▼

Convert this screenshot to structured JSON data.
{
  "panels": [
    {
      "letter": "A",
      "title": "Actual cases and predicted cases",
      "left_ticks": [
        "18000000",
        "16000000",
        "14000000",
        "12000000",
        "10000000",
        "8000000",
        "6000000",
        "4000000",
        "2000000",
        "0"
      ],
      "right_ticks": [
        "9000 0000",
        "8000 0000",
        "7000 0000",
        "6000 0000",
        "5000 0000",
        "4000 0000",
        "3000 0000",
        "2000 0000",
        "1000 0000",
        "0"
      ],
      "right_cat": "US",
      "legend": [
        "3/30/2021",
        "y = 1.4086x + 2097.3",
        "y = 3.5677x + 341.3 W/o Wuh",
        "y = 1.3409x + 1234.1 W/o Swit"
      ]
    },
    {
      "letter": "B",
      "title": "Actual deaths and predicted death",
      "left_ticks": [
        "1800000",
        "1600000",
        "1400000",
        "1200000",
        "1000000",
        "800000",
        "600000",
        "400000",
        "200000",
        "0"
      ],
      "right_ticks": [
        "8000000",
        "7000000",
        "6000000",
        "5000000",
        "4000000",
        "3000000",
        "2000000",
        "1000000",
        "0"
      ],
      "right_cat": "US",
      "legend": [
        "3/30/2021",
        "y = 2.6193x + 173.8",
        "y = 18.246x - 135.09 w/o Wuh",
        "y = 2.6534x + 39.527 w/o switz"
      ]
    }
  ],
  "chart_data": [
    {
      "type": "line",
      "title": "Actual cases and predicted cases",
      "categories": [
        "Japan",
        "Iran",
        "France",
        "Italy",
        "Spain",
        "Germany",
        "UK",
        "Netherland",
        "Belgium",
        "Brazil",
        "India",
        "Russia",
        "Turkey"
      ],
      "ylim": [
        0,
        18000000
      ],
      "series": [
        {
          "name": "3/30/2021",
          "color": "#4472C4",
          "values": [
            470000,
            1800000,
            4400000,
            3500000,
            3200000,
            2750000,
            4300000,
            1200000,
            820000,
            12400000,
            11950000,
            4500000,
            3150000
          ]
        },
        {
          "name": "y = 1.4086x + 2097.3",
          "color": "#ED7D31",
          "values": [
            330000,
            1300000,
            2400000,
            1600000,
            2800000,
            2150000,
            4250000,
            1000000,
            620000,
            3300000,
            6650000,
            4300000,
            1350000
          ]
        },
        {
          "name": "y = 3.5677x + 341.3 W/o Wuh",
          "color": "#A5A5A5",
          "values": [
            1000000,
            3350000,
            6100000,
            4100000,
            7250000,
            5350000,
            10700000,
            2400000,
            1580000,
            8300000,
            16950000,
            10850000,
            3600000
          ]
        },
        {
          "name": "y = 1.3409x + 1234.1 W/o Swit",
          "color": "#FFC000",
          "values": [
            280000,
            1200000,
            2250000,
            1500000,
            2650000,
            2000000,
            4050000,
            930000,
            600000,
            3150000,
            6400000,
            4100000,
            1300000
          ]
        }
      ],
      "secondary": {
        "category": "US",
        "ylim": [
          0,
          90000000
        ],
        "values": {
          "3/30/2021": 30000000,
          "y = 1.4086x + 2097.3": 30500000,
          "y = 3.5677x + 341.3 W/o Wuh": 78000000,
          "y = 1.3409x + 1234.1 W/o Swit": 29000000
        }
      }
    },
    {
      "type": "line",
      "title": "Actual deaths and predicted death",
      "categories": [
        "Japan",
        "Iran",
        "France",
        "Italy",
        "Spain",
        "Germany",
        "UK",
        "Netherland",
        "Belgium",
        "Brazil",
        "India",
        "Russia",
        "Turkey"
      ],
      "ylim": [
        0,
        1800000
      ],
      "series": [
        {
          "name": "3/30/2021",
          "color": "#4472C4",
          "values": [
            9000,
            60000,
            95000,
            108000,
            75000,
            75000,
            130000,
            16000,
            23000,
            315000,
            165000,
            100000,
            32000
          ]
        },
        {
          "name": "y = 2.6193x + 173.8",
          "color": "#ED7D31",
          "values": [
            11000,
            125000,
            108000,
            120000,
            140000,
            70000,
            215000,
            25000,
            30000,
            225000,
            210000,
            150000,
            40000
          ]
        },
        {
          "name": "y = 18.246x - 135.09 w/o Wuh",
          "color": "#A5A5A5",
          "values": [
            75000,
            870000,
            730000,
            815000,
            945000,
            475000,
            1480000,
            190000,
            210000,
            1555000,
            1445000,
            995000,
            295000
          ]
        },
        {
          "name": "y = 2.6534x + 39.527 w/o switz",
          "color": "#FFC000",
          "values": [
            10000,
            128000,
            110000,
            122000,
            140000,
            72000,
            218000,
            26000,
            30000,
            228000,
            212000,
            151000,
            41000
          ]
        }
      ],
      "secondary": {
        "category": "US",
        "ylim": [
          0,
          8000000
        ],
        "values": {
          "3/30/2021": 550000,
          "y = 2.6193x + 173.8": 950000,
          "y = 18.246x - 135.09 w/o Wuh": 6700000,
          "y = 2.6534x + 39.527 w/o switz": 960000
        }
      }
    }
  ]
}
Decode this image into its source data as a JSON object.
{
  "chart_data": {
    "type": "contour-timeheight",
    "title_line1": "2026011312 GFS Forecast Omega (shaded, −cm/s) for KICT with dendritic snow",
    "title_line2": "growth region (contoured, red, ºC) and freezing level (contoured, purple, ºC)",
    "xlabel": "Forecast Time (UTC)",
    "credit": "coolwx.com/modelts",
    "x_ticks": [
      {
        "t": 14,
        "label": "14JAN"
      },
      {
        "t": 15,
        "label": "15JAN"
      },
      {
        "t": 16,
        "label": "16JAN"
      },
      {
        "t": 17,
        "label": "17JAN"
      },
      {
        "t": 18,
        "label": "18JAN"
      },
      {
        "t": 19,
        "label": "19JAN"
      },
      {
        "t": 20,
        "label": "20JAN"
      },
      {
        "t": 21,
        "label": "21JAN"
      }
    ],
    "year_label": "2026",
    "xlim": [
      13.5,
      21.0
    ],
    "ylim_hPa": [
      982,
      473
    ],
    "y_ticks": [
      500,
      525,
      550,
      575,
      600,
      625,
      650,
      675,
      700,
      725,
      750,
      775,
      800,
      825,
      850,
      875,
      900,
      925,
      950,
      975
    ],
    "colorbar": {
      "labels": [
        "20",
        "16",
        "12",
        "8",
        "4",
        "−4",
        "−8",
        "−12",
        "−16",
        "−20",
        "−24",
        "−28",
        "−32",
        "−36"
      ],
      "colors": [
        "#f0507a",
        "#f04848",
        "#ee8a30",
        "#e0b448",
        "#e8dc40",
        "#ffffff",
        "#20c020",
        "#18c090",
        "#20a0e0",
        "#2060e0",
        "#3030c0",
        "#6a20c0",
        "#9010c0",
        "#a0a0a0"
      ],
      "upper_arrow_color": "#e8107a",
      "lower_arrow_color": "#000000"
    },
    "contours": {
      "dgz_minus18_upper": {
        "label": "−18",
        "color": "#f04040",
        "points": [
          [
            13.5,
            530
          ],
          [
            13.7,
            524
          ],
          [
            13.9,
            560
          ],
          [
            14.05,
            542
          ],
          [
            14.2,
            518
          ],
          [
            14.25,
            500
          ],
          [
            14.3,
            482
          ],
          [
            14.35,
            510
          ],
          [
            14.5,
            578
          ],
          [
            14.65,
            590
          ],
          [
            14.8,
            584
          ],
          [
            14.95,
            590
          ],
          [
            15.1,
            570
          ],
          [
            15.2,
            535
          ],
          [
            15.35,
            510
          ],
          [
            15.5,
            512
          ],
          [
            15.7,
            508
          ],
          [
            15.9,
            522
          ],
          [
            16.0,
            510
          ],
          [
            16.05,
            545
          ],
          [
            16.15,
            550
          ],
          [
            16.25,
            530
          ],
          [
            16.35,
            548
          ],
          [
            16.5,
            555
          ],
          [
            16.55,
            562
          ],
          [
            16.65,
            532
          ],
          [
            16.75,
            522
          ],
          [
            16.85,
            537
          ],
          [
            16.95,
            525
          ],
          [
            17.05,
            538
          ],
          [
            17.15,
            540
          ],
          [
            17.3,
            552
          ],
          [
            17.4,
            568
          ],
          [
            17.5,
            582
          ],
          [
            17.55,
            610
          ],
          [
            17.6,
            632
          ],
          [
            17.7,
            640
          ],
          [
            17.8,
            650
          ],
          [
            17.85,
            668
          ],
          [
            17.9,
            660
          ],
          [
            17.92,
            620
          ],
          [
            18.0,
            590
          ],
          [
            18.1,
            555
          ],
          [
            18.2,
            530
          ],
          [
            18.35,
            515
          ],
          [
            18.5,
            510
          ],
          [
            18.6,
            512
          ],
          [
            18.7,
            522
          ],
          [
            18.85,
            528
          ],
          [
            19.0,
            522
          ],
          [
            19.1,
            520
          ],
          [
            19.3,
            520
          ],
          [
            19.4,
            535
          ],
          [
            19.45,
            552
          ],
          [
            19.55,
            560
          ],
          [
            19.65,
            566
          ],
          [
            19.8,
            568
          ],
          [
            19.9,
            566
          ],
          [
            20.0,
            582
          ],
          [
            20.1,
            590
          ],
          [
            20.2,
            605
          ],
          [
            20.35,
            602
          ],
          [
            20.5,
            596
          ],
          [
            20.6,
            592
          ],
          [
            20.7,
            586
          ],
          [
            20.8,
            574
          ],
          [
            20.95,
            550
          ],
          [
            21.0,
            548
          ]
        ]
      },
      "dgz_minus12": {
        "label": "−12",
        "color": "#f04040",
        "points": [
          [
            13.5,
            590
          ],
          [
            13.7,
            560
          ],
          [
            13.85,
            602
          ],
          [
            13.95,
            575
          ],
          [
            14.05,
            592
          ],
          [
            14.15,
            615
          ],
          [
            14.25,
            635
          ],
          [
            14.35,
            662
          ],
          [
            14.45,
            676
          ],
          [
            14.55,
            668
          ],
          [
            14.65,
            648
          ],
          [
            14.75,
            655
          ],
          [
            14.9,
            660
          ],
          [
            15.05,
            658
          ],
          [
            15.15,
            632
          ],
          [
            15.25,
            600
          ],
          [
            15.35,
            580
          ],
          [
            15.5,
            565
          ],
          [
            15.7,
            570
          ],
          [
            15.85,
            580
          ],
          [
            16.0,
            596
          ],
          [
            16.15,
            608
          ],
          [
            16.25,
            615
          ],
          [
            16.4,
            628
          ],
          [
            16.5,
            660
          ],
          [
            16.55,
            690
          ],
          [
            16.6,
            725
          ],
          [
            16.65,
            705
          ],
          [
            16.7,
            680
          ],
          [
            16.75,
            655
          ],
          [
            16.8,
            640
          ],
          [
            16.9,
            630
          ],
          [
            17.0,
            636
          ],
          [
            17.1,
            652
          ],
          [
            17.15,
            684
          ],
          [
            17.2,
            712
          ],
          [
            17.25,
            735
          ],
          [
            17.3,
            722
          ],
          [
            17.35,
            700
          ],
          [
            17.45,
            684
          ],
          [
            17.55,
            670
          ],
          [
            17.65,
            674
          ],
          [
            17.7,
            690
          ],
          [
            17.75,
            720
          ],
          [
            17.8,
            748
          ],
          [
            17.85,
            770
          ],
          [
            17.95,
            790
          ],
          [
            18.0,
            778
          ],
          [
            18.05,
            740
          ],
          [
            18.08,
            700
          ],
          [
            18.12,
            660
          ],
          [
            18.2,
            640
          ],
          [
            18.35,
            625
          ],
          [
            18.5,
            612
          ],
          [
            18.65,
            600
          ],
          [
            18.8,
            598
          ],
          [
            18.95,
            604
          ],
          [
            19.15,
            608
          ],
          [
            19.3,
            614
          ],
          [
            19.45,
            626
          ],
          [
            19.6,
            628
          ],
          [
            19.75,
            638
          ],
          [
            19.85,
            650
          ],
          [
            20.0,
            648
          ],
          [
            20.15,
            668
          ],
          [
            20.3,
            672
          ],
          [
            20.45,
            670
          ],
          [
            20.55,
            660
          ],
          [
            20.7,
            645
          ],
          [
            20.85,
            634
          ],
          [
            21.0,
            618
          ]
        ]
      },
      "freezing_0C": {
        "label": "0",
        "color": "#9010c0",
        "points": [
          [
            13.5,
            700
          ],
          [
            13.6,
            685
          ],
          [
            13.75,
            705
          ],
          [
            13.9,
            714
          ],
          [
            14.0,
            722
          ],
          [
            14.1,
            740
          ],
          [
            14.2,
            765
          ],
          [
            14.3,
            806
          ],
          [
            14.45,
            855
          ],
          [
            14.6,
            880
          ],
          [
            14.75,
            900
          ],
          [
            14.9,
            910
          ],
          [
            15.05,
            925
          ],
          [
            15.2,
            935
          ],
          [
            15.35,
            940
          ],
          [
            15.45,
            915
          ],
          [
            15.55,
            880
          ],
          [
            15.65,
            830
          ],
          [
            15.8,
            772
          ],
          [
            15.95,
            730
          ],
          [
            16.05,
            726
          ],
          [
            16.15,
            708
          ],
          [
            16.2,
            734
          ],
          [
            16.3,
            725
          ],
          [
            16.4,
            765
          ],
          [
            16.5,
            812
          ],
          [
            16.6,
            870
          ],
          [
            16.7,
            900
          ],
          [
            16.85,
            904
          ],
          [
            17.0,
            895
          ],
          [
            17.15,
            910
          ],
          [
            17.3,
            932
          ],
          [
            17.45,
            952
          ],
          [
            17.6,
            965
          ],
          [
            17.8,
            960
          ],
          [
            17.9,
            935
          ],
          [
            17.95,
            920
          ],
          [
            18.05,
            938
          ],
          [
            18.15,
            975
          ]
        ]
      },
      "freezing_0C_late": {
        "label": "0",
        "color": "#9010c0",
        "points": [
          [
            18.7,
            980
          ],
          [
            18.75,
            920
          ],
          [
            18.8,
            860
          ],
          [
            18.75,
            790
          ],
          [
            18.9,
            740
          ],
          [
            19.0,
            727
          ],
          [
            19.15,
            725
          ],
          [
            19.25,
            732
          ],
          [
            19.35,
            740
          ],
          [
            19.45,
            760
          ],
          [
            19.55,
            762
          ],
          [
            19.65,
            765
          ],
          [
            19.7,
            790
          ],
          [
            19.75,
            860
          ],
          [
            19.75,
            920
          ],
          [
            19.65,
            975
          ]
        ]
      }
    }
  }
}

▲

◆ Work required
Give the number of lines in the listing above that contain "name", and nothing else.

◆ Result
8